- Objective: Reproduce the listing below without changes, except that pictures are left out.

- Material for the task:
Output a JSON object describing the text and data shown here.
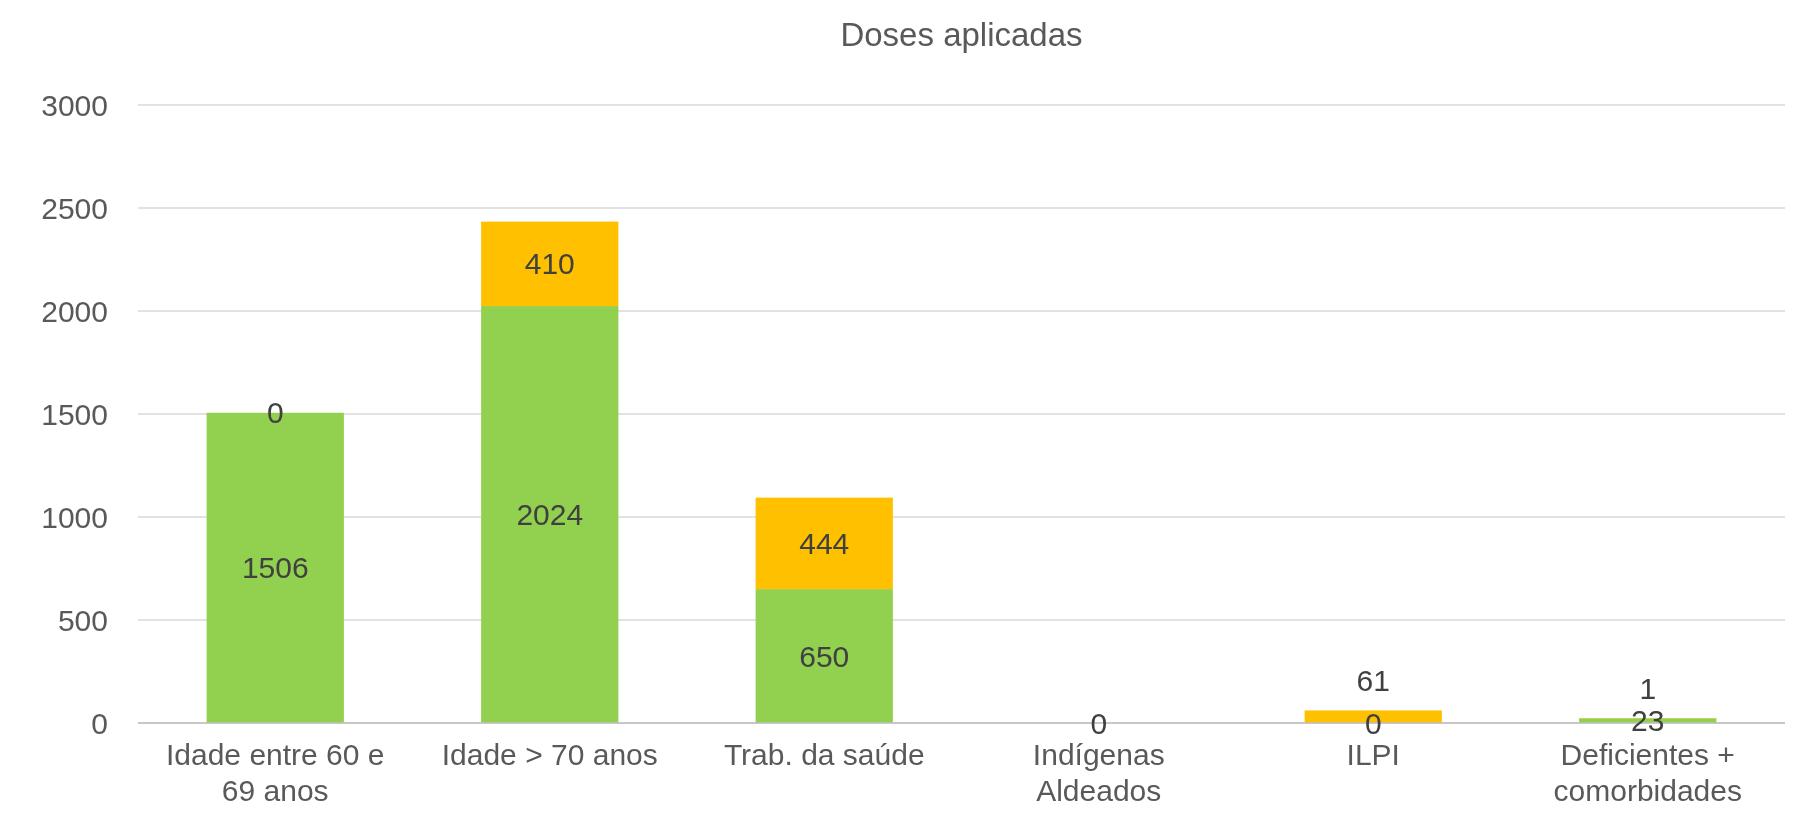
{
  "chart_data": {
    "type": "bar",
    "title": "Doses aplicadas",
    "stacked": true,
    "categories": [
      "Idade entre 60 e 69 anos",
      "Idade > 70 anos",
      "Trab. da saúde",
      "Indígenas Aldeados",
      "ILPI",
      "Deficientes + comorbidades"
    ],
    "series": [
      {
        "color": "#92d050",
        "values": [
          1506,
          2024,
          650,
          0,
          0,
          23
        ],
        "value_labels": [
          "1506",
          "2024",
          "650",
          "0",
          "0",
          "23"
        ]
      },
      {
        "color": "#ffc000",
        "values": [
          0,
          410,
          444,
          0,
          61,
          1
        ],
        "value_labels": [
          "0",
          "410",
          "444",
          null,
          "61",
          "1"
        ]
      }
    ],
    "ylim": [
      0,
      3000
    ],
    "yticks": [
      0,
      500,
      1000,
      1500,
      2000,
      2500,
      3000
    ],
    "grid": "y"
  }
}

- Exercise response:
Output a JSON object describing the text and data shown here.
{
  "chart_data": {
    "type": "bar",
    "title": "Doses aplicadas",
    "stacked": true,
    "categories": [
      "Idade entre 60 e 69 anos",
      "Idade > 70 anos",
      "Trab. da saúde",
      "Indígenas Aldeados",
      "ILPI",
      "Deficientes + comorbidades"
    ],
    "series": [
      {
        "color": "#92d050",
        "values": [
          1506,
          2024,
          650,
          0,
          0,
          23
        ],
        "value_labels": [
          "1506",
          "2024",
          "650",
          "0",
          "0",
          "23"
        ]
      },
      {
        "color": "#ffc000",
        "values": [
          0,
          410,
          444,
          0,
          61,
          1
        ],
        "value_labels": [
          "0",
          "410",
          "444",
          null,
          "61",
          "1"
        ]
      }
    ],
    "ylim": [
      0,
      3000
    ],
    "yticks": [
      0,
      500,
      1000,
      1500,
      2000,
      2500,
      3000
    ],
    "grid": "y"
  }
}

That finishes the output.